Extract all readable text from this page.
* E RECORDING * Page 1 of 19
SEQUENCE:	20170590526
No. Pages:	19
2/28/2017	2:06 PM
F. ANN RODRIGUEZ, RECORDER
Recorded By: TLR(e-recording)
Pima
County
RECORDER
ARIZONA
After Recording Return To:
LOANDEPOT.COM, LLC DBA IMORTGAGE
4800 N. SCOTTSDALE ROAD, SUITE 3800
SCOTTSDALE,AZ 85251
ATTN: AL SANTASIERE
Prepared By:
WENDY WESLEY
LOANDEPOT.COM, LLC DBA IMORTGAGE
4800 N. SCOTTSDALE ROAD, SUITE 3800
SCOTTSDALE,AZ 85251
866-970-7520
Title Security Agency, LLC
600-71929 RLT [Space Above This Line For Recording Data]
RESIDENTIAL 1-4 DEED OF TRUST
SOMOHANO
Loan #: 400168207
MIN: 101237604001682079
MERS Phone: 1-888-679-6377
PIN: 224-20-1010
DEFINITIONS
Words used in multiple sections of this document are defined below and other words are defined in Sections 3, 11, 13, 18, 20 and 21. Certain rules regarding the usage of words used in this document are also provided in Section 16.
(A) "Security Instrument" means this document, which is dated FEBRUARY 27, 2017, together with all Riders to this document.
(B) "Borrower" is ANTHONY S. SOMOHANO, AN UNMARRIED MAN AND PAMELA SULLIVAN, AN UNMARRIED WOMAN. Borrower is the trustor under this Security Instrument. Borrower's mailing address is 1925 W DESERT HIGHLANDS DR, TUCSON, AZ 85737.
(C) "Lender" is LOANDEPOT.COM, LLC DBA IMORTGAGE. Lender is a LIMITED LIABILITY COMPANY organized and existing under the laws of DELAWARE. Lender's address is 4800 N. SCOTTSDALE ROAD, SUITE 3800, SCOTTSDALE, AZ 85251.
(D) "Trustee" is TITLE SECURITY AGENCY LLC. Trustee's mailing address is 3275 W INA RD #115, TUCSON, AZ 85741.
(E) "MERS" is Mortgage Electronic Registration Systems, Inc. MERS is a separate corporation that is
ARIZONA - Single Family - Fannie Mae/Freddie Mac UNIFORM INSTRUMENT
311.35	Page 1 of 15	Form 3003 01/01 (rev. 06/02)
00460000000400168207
=======
From the data, collect all lines where the string "ARIZONA" appears.

**WRITTEN SOLUTION:**
ARIZONA
ARIZONA - Single Family - Fannie Mae/Freddie Mac UNIFORM INSTRUMENT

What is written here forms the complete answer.